* DO THIS
Write the records below out again exactly as given, with no images.

Extracts from a graphics dataset
** start **
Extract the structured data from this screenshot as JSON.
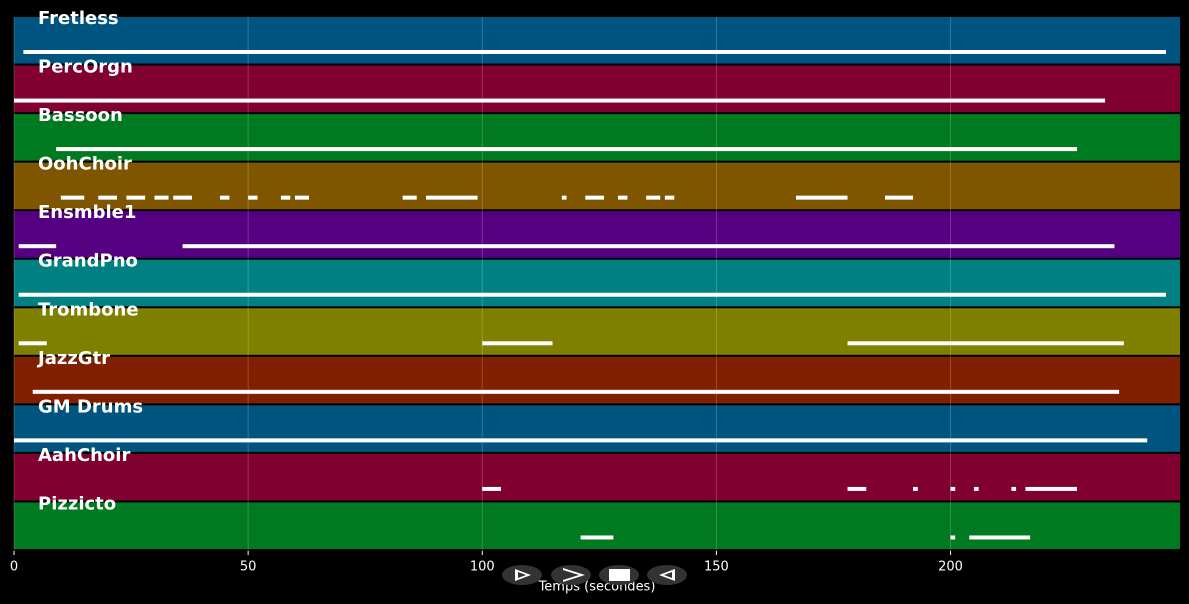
{
  "chart_data": {
    "type": "piano-roll",
    "xlabel": "Temps (secondes)",
    "xlim": [
      0,
      249
    ],
    "xticks": [
      0,
      50,
      100,
      150,
      200
    ],
    "grid": true,
    "tracks": [
      {
        "name": "Fretless",
        "color": "#005580",
        "notes": [
          [
            2,
            246
          ]
        ]
      },
      {
        "name": "PercOrgn",
        "color": "#800030",
        "notes": [
          [
            0,
            233
          ]
        ]
      },
      {
        "name": "Bassoon",
        "color": "#007a20",
        "notes": [
          [
            9,
            227
          ]
        ]
      },
      {
        "name": "OohChoir",
        "color": "#805500",
        "notes": [
          [
            10,
            15
          ],
          [
            18,
            22
          ],
          [
            24,
            28
          ],
          [
            30,
            33
          ],
          [
            34,
            38
          ],
          [
            44,
            46
          ],
          [
            50,
            52
          ],
          [
            57,
            59
          ],
          [
            60,
            63
          ],
          [
            83,
            86
          ],
          [
            88,
            99
          ],
          [
            117,
            118
          ],
          [
            122,
            126
          ],
          [
            129,
            131
          ],
          [
            135,
            138
          ],
          [
            139,
            141
          ],
          [
            167,
            178
          ],
          [
            186,
            192
          ]
        ]
      },
      {
        "name": "Ensmble1",
        "color": "#550080",
        "notes": [
          [
            1,
            9
          ],
          [
            36,
            235
          ]
        ]
      },
      {
        "name": "GrandPno",
        "color": "#008080",
        "notes": [
          [
            1,
            246
          ]
        ]
      },
      {
        "name": "Trombone",
        "color": "#808000",
        "notes": [
          [
            1,
            7
          ],
          [
            100,
            115
          ],
          [
            178,
            237
          ]
        ]
      },
      {
        "name": "JazzGtr",
        "color": "#802000",
        "notes": [
          [
            4,
            236
          ]
        ]
      },
      {
        "name": "GM Drums",
        "color": "#005580",
        "notes": [
          [
            0,
            242
          ]
        ]
      },
      {
        "name": "AahChoir",
        "color": "#800030",
        "notes": [
          [
            100,
            104
          ],
          [
            178,
            182
          ],
          [
            192,
            193
          ],
          [
            200,
            201
          ],
          [
            205,
            206
          ],
          [
            213,
            214
          ],
          [
            216,
            227
          ]
        ]
      },
      {
        "name": "Pizzicto",
        "color": "#007a20",
        "notes": [
          [
            121,
            128
          ],
          [
            200,
            201
          ],
          [
            204,
            217
          ]
        ]
      }
    ]
  }
}
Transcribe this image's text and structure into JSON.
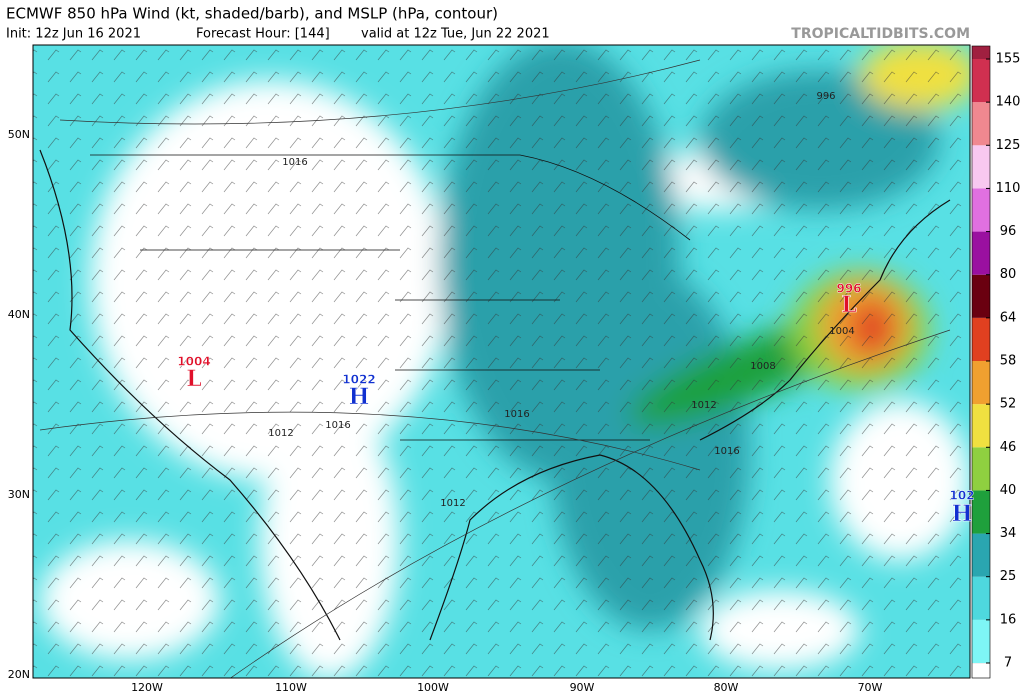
** end **
* COMPLETE OUTPUT
Extract the structured data from this screenshot as JSON.
{
  "chart_data": {
    "type": "piano-roll",
    "xlabel": "Temps (secondes)",
    "xlim": [
      0,
      249
    ],
    "xticks": [
      0,
      50,
      100,
      150,
      200
    ],
    "grid": true,
    "tracks": [
      {
        "name": "Fretless",
        "color": "#005580",
        "notes": [
          [
            2,
            246
          ]
        ]
      },
      {
        "name": "PercOrgn",
        "color": "#800030",
        "notes": [
          [
            0,
            233
          ]
        ]
      },
      {
        "name": "Bassoon",
        "color": "#007a20",
        "notes": [
          [
            9,
            227
          ]
        ]
      },
      {
        "name": "OohChoir",
        "color": "#805500",
        "notes": [
          [
            10,
            15
          ],
          [
            18,
            22
          ],
          [
            24,
            28
          ],
          [
            30,
            33
          ],
          [
            34,
            38
          ],
          [
            44,
            46
          ],
          [
            50,
            52
          ],
          [
            57,
            59
          ],
          [
            60,
            63
          ],
          [
            83,
            86
          ],
          [
            88,
            99
          ],
          [
            117,
            118
          ],
          [
            122,
            126
          ],
          [
            129,
            131
          ],
          [
            135,
            138
          ],
          [
            139,
            141
          ],
          [
            167,
            178
          ],
          [
            186,
            192
          ]
        ]
      },
      {
        "name": "Ensmble1",
        "color": "#550080",
        "notes": [
          [
            1,
            9
          ],
          [
            36,
            235
          ]
        ]
      },
      {
        "name": "GrandPno",
        "color": "#008080",
        "notes": [
          [
            1,
            246
          ]
        ]
      },
      {
        "name": "Trombone",
        "color": "#808000",
        "notes": [
          [
            1,
            7
          ],
          [
            100,
            115
          ],
          [
            178,
            237
          ]
        ]
      },
      {
        "name": "JazzGtr",
        "color": "#802000",
        "notes": [
          [
            4,
            236
          ]
        ]
      },
      {
        "name": "GM Drums",
        "color": "#005580",
        "notes": [
          [
            0,
            242
          ]
        ]
      },
      {
        "name": "AahChoir",
        "color": "#800030",
        "notes": [
          [
            100,
            104
          ],
          [
            178,
            182
          ],
          [
            192,
            193
          ],
          [
            200,
            201
          ],
          [
            205,
            206
          ],
          [
            213,
            214
          ],
          [
            216,
            227
          ]
        ]
      },
      {
        "name": "Pizzicto",
        "color": "#007a20",
        "notes": [
          [
            121,
            128
          ],
          [
            200,
            201
          ],
          [
            204,
            217
          ]
        ]
      }
    ]
  }
}
Transcribe this image's text and structure into JSON.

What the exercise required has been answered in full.